Task details:
Retype the items from the line with "Patent image size: (548, 363)." to the line with "The orifices 34 is at (227, 126).", keeping each one word for word.
═══ The input ═══
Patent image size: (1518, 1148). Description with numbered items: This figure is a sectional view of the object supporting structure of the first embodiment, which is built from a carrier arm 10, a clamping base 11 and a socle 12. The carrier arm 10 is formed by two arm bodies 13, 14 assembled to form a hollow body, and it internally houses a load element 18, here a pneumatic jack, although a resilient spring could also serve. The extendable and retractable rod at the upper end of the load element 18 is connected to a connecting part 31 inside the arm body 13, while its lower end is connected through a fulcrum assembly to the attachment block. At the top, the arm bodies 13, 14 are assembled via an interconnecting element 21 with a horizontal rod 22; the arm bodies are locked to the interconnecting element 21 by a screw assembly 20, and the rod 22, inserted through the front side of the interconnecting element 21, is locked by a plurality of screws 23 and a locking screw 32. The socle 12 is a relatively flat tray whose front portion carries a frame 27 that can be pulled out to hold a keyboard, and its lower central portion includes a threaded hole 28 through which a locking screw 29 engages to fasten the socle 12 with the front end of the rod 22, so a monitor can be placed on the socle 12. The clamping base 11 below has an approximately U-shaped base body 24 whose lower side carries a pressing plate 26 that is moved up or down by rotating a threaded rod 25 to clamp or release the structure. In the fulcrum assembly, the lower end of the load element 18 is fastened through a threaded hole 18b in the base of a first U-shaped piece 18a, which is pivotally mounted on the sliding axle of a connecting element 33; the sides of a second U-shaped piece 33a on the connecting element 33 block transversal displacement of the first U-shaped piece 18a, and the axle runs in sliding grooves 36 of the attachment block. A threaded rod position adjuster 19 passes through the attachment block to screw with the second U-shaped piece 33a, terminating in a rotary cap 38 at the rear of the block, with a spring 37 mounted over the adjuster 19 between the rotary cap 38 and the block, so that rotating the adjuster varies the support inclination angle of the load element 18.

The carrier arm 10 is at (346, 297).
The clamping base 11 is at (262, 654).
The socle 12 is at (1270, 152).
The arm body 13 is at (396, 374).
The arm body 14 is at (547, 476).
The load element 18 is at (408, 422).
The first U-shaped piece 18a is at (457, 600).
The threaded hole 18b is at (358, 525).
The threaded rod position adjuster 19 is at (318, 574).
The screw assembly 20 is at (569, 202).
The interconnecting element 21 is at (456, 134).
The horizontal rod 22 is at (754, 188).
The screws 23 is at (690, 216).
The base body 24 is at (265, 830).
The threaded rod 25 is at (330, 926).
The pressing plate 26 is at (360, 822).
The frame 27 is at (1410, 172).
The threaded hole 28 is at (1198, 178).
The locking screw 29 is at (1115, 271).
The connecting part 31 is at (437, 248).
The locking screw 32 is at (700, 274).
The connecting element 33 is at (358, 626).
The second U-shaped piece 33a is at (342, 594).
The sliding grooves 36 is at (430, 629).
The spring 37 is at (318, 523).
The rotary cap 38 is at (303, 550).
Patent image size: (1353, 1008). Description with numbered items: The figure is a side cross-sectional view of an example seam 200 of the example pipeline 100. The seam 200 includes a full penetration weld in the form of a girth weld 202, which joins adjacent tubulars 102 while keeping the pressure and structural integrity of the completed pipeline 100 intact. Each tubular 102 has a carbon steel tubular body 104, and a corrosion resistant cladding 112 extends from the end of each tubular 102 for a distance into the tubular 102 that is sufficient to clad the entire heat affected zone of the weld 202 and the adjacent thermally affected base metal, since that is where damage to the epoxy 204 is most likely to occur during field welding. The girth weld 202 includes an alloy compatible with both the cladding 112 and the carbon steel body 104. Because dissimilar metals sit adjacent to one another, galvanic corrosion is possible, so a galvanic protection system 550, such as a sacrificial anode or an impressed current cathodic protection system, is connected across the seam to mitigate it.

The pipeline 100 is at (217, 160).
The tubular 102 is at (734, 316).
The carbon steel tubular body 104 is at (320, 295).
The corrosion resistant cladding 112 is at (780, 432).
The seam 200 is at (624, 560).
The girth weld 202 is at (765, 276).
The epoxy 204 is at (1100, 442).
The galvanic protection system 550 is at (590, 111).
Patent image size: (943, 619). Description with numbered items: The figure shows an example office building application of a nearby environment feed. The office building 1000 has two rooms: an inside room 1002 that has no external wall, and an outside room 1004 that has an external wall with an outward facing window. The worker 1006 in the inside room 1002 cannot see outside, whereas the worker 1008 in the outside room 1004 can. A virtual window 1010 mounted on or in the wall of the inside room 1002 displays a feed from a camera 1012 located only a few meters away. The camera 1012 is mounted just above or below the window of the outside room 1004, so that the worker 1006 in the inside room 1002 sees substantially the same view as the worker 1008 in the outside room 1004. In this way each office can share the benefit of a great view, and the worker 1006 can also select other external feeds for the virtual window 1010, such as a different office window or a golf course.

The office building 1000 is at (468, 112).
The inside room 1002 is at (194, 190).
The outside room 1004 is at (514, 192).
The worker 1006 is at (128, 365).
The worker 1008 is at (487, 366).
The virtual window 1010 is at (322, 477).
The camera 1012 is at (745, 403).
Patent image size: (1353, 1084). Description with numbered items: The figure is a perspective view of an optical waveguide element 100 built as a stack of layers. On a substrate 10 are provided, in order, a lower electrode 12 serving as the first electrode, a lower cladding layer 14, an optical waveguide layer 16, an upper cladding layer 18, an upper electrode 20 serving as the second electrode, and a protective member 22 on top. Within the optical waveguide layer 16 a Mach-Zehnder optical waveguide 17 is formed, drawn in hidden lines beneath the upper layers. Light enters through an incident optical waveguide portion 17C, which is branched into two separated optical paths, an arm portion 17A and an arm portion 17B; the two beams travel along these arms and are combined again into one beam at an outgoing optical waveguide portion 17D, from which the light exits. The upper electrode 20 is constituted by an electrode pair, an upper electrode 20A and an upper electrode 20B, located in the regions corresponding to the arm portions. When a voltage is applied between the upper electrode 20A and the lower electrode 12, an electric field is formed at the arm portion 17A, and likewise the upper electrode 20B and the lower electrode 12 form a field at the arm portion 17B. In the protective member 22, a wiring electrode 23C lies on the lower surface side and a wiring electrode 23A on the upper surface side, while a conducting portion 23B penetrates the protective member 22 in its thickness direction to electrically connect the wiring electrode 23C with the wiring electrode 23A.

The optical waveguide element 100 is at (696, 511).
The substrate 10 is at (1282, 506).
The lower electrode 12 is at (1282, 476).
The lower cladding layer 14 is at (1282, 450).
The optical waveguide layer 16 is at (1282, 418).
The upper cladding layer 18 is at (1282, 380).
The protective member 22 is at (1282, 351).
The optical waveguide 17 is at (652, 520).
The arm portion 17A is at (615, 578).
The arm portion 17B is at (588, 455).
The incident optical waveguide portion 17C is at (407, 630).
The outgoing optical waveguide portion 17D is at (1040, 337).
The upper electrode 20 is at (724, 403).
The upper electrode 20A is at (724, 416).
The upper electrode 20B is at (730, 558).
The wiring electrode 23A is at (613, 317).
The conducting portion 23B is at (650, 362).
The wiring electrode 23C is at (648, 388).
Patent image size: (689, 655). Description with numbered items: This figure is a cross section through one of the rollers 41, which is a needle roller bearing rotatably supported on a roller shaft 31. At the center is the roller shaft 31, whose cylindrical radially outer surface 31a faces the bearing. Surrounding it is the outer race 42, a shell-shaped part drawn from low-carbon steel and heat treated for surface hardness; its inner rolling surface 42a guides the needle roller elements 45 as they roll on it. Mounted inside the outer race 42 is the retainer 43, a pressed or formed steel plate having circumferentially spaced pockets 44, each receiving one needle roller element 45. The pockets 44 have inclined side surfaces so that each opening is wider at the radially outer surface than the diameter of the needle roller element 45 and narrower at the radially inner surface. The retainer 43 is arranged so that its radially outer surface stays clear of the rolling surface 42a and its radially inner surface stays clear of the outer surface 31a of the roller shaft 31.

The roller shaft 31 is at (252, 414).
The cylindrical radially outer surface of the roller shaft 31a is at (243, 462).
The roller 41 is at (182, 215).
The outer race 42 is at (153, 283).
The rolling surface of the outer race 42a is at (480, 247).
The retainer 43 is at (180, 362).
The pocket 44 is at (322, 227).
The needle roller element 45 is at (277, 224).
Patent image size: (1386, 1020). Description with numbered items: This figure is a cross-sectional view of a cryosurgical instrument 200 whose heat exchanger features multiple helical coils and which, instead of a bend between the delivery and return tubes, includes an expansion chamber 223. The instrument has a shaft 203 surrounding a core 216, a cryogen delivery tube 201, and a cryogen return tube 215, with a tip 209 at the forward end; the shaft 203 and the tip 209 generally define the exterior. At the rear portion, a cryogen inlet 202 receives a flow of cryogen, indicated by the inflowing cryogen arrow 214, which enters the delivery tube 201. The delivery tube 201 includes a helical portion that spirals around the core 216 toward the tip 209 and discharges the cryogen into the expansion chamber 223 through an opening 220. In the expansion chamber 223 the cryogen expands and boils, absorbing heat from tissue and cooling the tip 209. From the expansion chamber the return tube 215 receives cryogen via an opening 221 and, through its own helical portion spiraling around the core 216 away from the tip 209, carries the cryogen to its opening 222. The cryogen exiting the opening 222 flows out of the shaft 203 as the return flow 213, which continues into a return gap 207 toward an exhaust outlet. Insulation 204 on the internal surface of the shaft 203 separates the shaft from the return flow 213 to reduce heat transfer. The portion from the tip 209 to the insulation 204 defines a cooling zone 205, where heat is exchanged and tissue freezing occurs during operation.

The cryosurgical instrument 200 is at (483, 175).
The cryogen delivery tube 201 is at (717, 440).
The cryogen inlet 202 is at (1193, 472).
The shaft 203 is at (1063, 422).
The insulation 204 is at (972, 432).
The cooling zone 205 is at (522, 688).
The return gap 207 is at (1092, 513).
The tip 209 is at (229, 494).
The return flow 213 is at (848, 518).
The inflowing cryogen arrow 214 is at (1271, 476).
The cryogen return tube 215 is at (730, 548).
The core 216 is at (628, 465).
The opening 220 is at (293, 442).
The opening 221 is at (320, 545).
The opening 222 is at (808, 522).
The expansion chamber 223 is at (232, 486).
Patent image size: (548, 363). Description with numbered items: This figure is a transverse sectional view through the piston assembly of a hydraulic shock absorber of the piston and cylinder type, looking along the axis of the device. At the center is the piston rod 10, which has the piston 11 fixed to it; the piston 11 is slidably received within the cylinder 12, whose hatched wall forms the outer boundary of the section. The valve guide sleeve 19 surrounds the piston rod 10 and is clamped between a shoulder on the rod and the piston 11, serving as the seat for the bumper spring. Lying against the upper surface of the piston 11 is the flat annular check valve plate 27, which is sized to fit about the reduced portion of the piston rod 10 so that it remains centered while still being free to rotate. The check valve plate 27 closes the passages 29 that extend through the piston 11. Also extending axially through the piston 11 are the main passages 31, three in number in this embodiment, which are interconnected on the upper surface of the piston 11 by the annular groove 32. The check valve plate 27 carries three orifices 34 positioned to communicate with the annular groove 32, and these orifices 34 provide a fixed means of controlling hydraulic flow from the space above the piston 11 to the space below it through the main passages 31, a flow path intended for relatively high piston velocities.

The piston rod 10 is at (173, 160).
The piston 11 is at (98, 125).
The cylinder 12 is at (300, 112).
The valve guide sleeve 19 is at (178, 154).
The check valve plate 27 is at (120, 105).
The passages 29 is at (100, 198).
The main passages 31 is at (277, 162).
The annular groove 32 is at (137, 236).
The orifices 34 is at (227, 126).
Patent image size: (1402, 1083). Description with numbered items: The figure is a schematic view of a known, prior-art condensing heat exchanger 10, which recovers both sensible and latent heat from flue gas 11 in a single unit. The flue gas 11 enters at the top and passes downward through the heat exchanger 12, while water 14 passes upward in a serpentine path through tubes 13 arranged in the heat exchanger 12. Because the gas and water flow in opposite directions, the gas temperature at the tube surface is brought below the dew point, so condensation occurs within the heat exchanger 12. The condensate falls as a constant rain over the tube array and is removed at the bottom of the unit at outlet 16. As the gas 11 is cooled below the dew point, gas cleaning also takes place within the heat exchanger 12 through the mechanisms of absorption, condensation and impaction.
═══
Exercise solution:
Patent image size: (548, 363). Description with numbered items: This figure is a transverse sectional view through the piston assembly of a hydraulic shock absorber of the piston and cylinder type, looking along the axis of the device. At the center is the piston rod 10, which has the piston 11 fixed to it; the piston 11 is slidably received within the cylinder 12, whose hatched wall forms the outer boundary of the section. The valve guide sleeve 19 surrounds the piston rod 10 and is clamped between a shoulder on the rod and the piston 11, serving as the seat for the bumper spring. Lying against the upper surface of the piston 11 is the flat annular check valve plate 27, which is sized to fit about the reduced portion of the piston rod 10 so that it remains centered while still being free to rotate. The check valve plate 27 closes the passages 29 that extend through the piston 11. Also extending axially through the piston 11 are the main passages 31, three in number in this embodiment, which are interconnected on the upper surface of the piston 11 by the annular groove 32. The check valve plate 27 carries three orifices 34 positioned to communicate with the annular groove 32, and these orifices 34 provide a fixed means of controlling hydraulic flow from the space above the piston 11 to the space below it through the main passages 31, a flow path intended for relatively high piston velocities.

The piston rod 10 is at (173, 160).
The piston 11 is at (98, 125).
The cylinder 12 is at (300, 112).
The valve guide sleeve 19 is at (178, 154).
The check valve plate 27 is at (120, 105).
The passages 29 is at (100, 198).
The main passages 31 is at (277, 162).
The annular groove 32 is at (137, 236).
The orifices 34 is at (227, 126).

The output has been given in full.